Stored data entries:

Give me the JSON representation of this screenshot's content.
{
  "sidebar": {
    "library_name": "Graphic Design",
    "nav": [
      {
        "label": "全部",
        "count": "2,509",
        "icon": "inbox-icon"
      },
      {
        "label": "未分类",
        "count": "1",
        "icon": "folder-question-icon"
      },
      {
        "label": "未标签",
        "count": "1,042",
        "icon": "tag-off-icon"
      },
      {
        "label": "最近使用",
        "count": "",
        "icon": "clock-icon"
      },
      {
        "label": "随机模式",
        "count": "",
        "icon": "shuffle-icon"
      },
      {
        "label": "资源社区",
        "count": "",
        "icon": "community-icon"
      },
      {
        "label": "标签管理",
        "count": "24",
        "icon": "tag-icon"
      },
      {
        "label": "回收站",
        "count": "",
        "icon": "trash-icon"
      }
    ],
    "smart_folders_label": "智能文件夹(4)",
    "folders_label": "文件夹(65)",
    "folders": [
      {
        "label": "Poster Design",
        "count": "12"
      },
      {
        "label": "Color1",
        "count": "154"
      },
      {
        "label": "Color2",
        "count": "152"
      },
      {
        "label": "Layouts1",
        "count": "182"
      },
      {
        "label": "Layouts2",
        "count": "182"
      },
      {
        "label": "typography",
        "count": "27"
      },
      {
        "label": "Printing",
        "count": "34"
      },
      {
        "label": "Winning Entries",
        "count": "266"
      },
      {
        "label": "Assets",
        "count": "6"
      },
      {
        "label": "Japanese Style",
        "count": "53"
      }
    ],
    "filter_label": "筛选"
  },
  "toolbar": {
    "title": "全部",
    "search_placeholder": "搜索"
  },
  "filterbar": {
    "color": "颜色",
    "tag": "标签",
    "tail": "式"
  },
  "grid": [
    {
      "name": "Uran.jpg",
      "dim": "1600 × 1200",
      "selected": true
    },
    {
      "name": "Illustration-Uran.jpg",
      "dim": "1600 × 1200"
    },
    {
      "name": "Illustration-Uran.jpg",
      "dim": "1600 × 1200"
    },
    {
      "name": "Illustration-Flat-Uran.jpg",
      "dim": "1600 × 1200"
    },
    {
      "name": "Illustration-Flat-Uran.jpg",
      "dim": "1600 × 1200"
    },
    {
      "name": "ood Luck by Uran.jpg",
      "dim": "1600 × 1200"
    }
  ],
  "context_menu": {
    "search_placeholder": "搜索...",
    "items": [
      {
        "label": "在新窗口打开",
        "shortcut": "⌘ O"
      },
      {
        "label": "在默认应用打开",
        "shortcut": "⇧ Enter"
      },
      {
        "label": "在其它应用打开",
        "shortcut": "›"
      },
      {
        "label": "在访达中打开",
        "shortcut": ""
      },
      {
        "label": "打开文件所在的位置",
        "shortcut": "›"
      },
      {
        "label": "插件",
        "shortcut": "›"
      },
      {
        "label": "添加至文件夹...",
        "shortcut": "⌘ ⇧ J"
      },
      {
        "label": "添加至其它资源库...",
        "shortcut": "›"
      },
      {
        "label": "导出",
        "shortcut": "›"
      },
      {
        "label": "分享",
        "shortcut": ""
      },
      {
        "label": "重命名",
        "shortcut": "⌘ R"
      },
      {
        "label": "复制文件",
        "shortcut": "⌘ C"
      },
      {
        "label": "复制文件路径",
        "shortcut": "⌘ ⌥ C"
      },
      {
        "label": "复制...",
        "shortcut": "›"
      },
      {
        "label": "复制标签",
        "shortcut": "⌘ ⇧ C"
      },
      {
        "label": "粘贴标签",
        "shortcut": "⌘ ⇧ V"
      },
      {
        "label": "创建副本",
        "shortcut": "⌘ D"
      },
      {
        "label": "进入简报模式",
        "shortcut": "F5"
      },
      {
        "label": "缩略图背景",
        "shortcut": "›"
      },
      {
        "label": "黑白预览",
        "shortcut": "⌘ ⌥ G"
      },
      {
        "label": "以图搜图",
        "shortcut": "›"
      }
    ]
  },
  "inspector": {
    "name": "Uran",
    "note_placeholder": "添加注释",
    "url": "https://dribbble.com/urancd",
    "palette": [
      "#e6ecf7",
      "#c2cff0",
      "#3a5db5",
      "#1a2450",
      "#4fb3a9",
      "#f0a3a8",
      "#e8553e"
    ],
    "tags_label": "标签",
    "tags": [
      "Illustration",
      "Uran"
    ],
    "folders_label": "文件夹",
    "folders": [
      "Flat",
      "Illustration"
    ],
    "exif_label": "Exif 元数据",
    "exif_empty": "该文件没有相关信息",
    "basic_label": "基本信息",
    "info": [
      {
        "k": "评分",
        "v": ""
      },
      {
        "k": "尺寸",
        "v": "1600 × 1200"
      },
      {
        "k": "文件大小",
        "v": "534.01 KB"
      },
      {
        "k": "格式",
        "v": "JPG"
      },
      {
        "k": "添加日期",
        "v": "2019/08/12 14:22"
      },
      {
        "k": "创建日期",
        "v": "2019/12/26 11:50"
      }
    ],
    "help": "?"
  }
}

TASK:
Return all of the above records exactly, leaving no line out.

TASK SOLUTION:
Give me the JSON representation of this screenshot's content.
{
  "sidebar": {
    "library_name": "Graphic Design",
    "nav": [
      {
        "label": "全部",
        "count": "2,509",
        "icon": "inbox-icon"
      },
      {
        "label": "未分类",
        "count": "1",
        "icon": "folder-question-icon"
      },
      {
        "label": "未标签",
        "count": "1,042",
        "icon": "tag-off-icon"
      },
      {
        "label": "最近使用",
        "count": "",
        "icon": "clock-icon"
      },
      {
        "label": "随机模式",
        "count": "",
        "icon": "shuffle-icon"
      },
      {
        "label": "资源社区",
        "count": "",
        "icon": "community-icon"
      },
      {
        "label": "标签管理",
        "count": "24",
        "icon": "tag-icon"
      },
      {
        "label": "回收站",
        "count": "",
        "icon": "trash-icon"
      }
    ],
    "smart_folders_label": "智能文件夹(4)",
    "folders_label": "文件夹(65)",
    "folders": [
      {
        "label": "Poster Design",
        "count": "12"
      },
      {
        "label": "Color1",
        "count": "154"
      },
      {
        "label": "Color2",
        "count": "152"
      },
      {
        "label": "Layouts1",
        "count": "182"
      },
      {
        "label": "Layouts2",
        "count": "182"
      },
      {
        "label": "typography",
        "count": "27"
      },
      {
        "label": "Printing",
        "count": "34"
      },
      {
        "label": "Winning Entries",
        "count": "266"
      },
      {
        "label": "Assets",
        "count": "6"
      },
      {
        "label": "Japanese Style",
        "count": "53"
      }
    ],
    "filter_label": "筛选"
  },
  "toolbar": {
    "title": "全部",
    "search_placeholder": "搜索"
  },
  "filterbar": {
    "color": "颜色",
    "tag": "标签",
    "tail": "式"
  },
  "grid": [
    {
      "name": "Uran.jpg",
      "dim": "1600 × 1200",
      "selected": true
    },
    {
      "name": "Illustration-Uran.jpg",
      "dim": "1600 × 1200"
    },
    {
      "name": "Illustration-Uran.jpg",
      "dim": "1600 × 1200"
    },
    {
      "name": "Illustration-Flat-Uran.jpg",
      "dim": "1600 × 1200"
    },
    {
      "name": "Illustration-Flat-Uran.jpg",
      "dim": "1600 × 1200"
    },
    {
      "name": "ood Luck by Uran.jpg",
      "dim": "1600 × 1200"
    }
  ],
  "context_menu": {
    "search_placeholder": "搜索...",
    "items": [
      {
        "label": "在新窗口打开",
        "shortcut": "⌘ O"
      },
      {
        "label": "在默认应用打开",
        "shortcut": "⇧ Enter"
      },
      {
        "label": "在其它应用打开",
        "shortcut": "›"
      },
      {
        "label": "在访达中打开",
        "shortcut": ""
      },
      {
        "label": "打开文件所在的位置",
        "shortcut": "›"
      },
      {
        "label": "插件",
        "shortcut": "›"
      },
      {
        "label": "添加至文件夹...",
        "shortcut": "⌘ ⇧ J"
      },
      {
        "label": "添加至其它资源库...",
        "shortcut": "›"
      },
      {
        "label": "导出",
        "shortcut": "›"
      },
      {
        "label": "分享",
        "shortcut": ""
      },
      {
        "label": "重命名",
        "shortcut": "⌘ R"
      },
      {
        "label": "复制文件",
        "shortcut": "⌘ C"
      },
      {
        "label": "复制文件路径",
        "shortcut": "⌘ ⌥ C"
      },
      {
        "label": "复制...",
        "shortcut": "›"
      },
      {
        "label": "复制标签",
        "shortcut": "⌘ ⇧ C"
      },
      {
        "label": "粘贴标签",
        "shortcut": "⌘ ⇧ V"
      },
      {
        "label": "创建副本",
        "shortcut": "⌘ D"
      },
      {
        "label": "进入简报模式",
        "shortcut": "F5"
      },
      {
        "label": "缩略图背景",
        "shortcut": "›"
      },
      {
        "label": "黑白预览",
        "shortcut": "⌘ ⌥ G"
      },
      {
        "label": "以图搜图",
        "shortcut": "›"
      }
    ]
  },
  "inspector": {
    "name": "Uran",
    "note_placeholder": "添加注释",
    "url": "https://dribbble.com/urancd",
    "palette": [
      "#e6ecf7",
      "#c2cff0",
      "#3a5db5",
      "#1a2450",
      "#4fb3a9",
      "#f0a3a8",
      "#e8553e"
    ],
    "tags_label": "标签",
    "tags": [
      "Illustration",
      "Uran"
    ],
    "folders_label": "文件夹",
    "folders": [
      "Flat",
      "Illustration"
    ],
    "exif_label": "Exif 元数据",
    "exif_empty": "该文件没有相关信息",
    "basic_label": "基本信息",
    "info": [
      {
        "k": "评分",
        "v": ""
      },
      {
        "k": "尺寸",
        "v": "1600 × 1200"
      },
      {
        "k": "文件大小",
        "v": "534.01 KB"
      },
      {
        "k": "格式",
        "v": "JPG"
      },
      {
        "k": "添加日期",
        "v": "2019/08/12 14:22"
      },
      {
        "k": "创建日期",
        "v": "2019/12/26 11:50"
      }
    ],
    "help": "?"
  }
}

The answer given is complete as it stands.